→ **ЦЕЛЬ ЗАДАНИЯ**
Выведите дословно отрывок текста о встрече Слуцкого с Куняевым от «Какая удача! Звонить» до «минут его захвата.».

Какая удача! Звонить третьему запасному кумиру, допустим, Арону Вергелису (В-0-29-81) нет нужды... И вот они встретились под часами. "Слуцкий сразу взял быка за рога", - через тридцать с лишним лет расскажет об этом Станислав юрьевич, теперь уже прославленный, увенчанный и сановный, а тогда, пожалуй, скорее комолый теленок, чем рогатый бык. Тут же, говорит, благодетель повел его, держа за рога, в писательскую книжную лавку, что на кузнецком. "По дороге рассказал о литературной жизни Москвы, определяя, кто есть кто и кто чего стоит". Кому какую цену назначал, догадаться не трудно. Как видим, интенсивная обработка провинциального юноши началась буквально с первых минут его захвата.
"Из лавки писателей, - продолжает автор, - мы в тот же день (?) строевым шагом (!) дошли до журнала "Знамя" (ул. Станиславского, 24), где Борис Абрамович собрал сотрудников (хотя сам сотрудником журнала не был, - В.Б.) и приказал (!) мне голосом, не допускающим возражений: "Читайте стихи!" Вот ведь как вцепился аспид! Что твой "агент влияния". Видимо почуял хорошую добычу. "Тут же договорились, что в очередном номере журнала стихи будут напечатаны, и я, - с восхищением вспоминает куняев, - выходил из редакции уже не провинциальным, а московским поэтом".

→ **ФРАГМЕНТЫ СТРОК**
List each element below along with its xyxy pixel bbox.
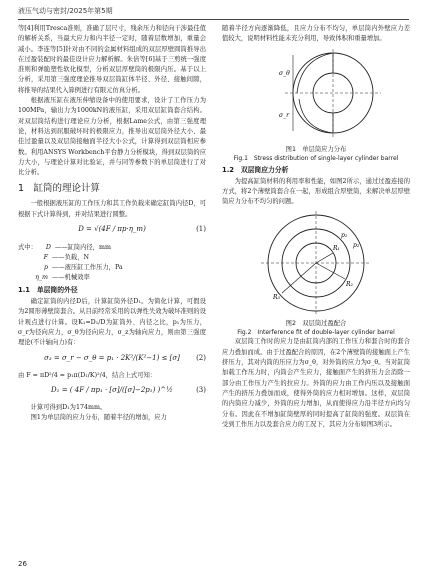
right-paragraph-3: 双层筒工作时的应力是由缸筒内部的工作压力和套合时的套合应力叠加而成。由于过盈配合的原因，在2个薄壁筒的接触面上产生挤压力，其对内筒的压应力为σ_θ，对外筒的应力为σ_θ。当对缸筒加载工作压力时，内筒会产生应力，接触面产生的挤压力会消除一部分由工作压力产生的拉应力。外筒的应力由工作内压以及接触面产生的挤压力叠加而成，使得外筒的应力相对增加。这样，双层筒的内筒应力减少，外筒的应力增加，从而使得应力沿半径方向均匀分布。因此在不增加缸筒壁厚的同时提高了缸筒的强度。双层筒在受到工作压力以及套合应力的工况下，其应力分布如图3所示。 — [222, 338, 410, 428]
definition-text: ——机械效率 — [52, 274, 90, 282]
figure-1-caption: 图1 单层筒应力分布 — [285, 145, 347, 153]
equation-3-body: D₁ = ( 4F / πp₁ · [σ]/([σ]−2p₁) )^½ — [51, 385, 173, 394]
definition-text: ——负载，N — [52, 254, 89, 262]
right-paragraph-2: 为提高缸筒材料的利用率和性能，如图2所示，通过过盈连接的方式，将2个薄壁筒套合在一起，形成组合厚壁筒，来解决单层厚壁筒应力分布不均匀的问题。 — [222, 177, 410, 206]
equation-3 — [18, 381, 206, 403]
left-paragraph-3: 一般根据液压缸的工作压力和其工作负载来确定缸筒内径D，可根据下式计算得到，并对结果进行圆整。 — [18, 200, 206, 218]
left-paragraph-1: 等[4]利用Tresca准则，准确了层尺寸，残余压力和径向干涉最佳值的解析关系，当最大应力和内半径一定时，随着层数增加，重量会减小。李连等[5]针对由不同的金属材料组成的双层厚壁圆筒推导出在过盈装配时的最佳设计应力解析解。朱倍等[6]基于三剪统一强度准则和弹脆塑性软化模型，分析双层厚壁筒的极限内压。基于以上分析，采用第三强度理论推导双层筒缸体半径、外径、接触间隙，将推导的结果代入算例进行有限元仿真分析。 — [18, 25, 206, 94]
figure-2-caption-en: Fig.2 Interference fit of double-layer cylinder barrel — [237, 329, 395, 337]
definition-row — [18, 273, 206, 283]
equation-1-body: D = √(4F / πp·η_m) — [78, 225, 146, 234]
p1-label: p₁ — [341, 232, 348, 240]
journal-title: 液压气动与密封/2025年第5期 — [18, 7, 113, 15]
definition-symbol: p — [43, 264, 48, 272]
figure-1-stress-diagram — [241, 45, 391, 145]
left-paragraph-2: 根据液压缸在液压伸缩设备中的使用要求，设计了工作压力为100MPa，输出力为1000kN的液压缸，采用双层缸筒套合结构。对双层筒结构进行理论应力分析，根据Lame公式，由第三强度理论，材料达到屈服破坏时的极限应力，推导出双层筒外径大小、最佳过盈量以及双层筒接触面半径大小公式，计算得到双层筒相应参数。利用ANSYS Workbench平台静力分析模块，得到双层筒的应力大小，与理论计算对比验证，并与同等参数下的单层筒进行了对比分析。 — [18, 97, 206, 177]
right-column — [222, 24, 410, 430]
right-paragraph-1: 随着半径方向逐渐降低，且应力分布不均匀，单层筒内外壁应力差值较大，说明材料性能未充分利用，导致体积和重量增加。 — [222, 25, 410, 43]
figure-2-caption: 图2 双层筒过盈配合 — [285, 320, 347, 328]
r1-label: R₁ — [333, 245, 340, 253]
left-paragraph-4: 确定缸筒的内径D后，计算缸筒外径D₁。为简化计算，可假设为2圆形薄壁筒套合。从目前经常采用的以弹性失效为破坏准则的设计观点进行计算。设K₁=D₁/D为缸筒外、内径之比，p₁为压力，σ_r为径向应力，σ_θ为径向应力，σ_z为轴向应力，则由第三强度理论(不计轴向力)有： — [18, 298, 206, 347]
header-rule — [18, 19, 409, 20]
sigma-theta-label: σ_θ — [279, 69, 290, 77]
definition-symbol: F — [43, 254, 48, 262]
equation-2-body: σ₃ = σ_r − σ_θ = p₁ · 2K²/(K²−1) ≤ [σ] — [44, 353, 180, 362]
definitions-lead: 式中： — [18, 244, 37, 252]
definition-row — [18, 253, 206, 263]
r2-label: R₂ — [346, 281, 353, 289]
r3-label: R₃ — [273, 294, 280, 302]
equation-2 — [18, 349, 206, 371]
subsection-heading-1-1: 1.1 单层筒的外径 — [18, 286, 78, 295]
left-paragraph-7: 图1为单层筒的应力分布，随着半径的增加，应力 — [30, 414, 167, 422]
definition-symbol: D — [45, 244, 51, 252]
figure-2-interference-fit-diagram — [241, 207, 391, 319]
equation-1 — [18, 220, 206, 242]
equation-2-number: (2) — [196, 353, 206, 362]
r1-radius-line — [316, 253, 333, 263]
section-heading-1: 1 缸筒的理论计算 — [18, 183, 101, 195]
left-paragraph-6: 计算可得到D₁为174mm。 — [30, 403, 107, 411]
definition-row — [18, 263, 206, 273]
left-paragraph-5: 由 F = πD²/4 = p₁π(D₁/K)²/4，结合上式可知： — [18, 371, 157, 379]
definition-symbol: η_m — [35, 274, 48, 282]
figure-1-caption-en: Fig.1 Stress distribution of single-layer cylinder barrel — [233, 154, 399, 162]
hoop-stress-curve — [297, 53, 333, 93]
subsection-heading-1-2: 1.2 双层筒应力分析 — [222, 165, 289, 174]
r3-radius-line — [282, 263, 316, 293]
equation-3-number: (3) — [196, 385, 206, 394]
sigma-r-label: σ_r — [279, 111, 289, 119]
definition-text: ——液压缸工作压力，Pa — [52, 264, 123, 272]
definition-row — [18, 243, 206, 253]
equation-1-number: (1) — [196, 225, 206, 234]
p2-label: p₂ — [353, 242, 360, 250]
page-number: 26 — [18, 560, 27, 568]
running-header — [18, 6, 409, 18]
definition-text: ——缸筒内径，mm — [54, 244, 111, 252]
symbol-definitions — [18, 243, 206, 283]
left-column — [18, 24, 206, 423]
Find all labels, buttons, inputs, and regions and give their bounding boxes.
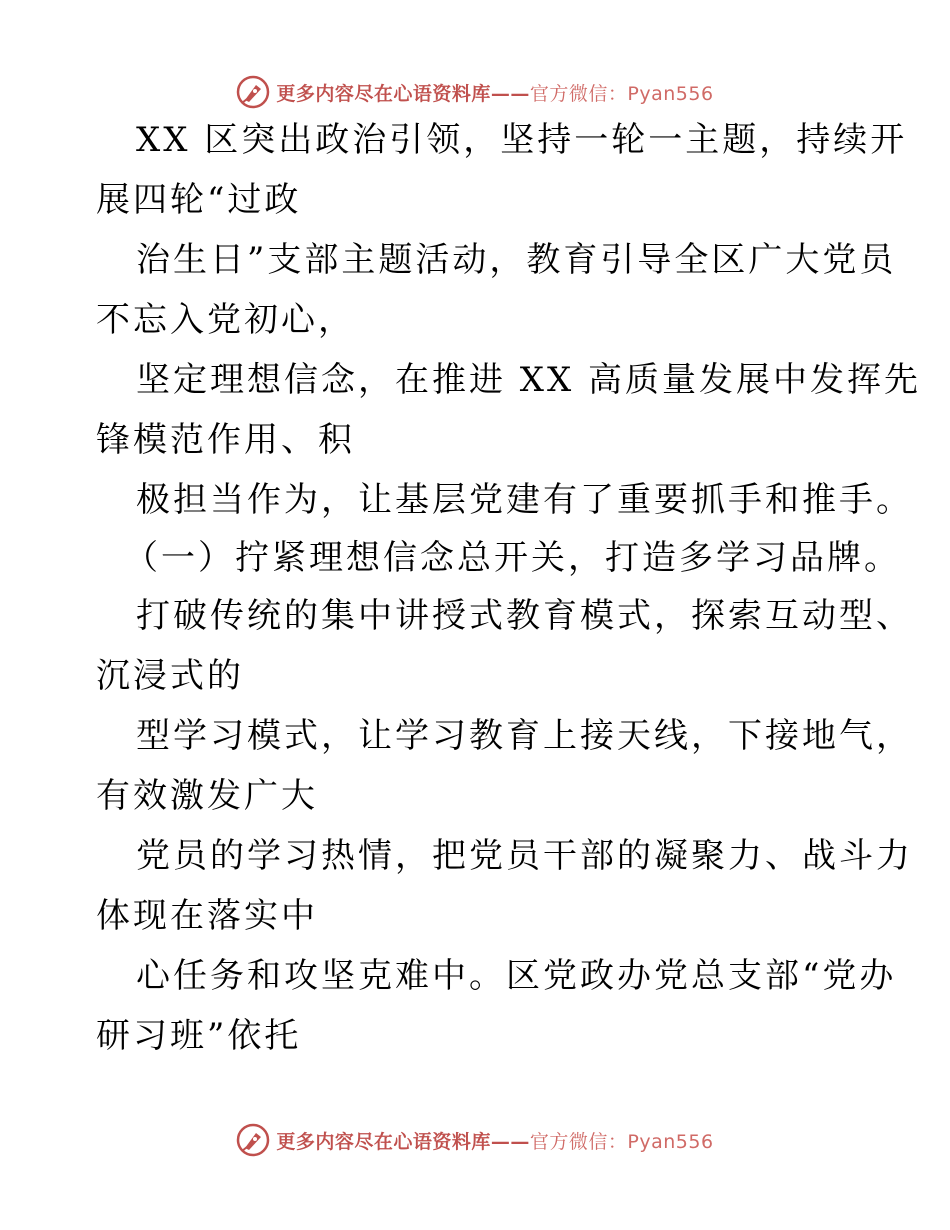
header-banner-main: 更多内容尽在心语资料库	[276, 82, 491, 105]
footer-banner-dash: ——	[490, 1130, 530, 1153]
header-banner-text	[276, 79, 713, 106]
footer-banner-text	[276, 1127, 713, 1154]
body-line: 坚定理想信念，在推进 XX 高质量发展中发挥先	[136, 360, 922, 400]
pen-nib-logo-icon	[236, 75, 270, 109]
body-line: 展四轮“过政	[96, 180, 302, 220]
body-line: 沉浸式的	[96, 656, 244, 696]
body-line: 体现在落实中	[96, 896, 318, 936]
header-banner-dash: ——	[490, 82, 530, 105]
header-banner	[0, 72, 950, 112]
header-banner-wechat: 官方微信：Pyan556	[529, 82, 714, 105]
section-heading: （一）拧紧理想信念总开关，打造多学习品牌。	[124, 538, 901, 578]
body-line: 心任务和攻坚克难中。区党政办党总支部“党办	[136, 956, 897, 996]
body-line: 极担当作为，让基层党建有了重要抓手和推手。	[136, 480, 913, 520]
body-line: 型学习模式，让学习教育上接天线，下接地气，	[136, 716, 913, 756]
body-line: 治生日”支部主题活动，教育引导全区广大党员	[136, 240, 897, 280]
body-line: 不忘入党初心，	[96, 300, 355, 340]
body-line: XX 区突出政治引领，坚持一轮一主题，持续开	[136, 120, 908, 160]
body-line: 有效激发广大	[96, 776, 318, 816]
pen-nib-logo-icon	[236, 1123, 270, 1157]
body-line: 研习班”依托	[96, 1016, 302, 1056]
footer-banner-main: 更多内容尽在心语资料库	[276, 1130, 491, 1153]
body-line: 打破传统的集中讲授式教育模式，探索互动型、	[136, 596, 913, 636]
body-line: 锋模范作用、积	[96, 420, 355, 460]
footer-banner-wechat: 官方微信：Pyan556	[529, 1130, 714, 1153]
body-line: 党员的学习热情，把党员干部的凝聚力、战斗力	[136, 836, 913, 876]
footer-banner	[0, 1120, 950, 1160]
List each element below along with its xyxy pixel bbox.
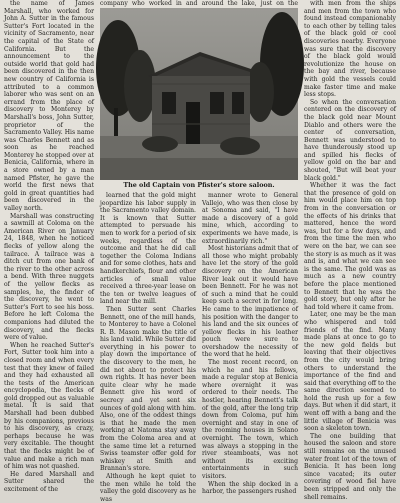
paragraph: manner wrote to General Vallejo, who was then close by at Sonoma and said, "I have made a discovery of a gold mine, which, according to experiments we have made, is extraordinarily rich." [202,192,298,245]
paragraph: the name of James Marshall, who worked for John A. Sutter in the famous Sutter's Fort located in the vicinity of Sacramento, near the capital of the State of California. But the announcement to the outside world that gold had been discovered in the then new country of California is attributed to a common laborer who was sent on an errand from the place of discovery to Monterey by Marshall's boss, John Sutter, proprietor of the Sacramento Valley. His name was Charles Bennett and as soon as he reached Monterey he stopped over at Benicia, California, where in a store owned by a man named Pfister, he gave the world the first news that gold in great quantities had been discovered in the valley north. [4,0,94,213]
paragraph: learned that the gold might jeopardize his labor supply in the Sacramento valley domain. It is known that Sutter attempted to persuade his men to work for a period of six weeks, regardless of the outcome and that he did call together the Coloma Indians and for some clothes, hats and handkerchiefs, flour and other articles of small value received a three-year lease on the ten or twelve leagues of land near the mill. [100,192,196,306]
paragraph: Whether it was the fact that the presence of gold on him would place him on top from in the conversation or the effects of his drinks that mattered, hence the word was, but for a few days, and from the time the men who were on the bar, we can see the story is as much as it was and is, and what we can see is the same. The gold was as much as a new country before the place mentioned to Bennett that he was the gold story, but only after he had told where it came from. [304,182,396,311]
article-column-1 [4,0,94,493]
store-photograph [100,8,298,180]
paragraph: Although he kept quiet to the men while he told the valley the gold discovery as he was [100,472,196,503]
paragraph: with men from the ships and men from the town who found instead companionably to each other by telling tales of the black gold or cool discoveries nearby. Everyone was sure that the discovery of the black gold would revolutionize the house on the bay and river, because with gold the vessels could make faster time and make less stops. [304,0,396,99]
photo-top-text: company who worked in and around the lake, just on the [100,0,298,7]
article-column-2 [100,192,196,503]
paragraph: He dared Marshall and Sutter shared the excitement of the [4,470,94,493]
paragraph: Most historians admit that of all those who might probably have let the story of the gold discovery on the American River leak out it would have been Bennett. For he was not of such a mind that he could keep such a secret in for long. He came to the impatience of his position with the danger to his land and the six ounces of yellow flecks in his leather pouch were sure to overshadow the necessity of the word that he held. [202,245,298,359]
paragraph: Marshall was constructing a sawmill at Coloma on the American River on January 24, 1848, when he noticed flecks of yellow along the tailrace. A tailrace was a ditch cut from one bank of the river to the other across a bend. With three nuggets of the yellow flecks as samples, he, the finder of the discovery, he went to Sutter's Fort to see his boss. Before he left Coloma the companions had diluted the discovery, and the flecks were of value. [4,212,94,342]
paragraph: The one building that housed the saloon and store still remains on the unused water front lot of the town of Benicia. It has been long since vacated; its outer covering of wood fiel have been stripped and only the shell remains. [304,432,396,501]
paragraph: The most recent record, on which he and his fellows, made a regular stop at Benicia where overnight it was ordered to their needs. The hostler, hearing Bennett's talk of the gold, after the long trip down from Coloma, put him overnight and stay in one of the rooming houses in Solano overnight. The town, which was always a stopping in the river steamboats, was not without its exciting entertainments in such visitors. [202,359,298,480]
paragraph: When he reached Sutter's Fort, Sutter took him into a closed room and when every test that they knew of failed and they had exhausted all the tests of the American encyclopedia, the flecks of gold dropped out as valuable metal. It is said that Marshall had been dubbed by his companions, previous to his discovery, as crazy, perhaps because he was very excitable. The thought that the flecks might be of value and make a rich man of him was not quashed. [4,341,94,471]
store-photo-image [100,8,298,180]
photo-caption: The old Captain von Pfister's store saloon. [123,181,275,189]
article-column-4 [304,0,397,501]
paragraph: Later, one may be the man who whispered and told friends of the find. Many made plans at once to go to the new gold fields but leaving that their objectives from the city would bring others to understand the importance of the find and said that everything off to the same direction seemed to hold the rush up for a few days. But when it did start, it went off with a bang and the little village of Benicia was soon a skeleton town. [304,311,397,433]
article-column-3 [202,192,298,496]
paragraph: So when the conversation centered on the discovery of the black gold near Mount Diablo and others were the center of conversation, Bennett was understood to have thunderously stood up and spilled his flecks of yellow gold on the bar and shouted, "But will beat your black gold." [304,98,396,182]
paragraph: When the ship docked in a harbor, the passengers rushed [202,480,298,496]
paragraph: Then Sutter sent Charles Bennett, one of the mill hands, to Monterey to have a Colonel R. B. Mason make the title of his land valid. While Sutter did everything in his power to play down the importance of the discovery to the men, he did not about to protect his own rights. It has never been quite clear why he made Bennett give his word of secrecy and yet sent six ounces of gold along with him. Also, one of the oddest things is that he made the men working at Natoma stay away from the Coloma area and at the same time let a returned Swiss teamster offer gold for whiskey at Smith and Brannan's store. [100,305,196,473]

→ **РЕЗУЛЬТАТ**
Какая удача! Звонить третьему запасному кумиру, допустим, Арону Вергелису (В-0-29-81) нет нужды... И вот они встретились под часами. "Слуцкий сразу взял быка за рога", - через тридцать с лишним лет расскажет об этом Станислав юрьевич, теперь уже прославленный, увенчанный и сановный, а тогда, пожалуй, скорее комолый теленок, чем рогатый бык. Тут же, говорит, благодетель повел его, держа за рога, в писательскую книжную лавку, что на кузнецком. "По дороге рассказал о литературной жизни Москвы, определяя, кто есть кто и кто чего стоит". Кому какую цену назначал, догадаться не трудно. Как видим, интенсивная обработка провинциального юноши началась буквально с первых минут его захвата.